* WRITTEN REQUEST
Give the number of lines that contain the string "industrial", and nothing else.

* DATASET RECORDS
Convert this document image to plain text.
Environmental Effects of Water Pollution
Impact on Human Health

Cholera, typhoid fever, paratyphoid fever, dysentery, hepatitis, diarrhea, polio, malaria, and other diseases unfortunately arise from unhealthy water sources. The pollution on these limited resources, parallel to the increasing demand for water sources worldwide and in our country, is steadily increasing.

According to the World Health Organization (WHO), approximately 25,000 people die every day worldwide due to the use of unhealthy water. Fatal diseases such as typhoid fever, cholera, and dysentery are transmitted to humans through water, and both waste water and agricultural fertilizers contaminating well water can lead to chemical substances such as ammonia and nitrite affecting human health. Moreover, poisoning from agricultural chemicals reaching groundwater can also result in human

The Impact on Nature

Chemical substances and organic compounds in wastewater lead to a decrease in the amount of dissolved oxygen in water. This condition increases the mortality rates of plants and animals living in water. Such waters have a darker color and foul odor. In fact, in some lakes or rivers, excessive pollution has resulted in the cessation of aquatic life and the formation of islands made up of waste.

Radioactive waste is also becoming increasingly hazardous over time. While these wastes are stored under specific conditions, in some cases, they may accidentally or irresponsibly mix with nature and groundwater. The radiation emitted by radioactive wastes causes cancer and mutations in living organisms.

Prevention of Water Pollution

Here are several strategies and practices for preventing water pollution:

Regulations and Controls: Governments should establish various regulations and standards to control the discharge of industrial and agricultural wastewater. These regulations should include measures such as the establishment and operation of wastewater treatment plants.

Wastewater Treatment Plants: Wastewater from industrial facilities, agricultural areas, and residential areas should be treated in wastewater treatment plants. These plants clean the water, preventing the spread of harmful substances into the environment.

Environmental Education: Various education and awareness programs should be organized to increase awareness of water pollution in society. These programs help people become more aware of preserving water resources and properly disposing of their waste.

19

* EXPECTED OUTPUT
2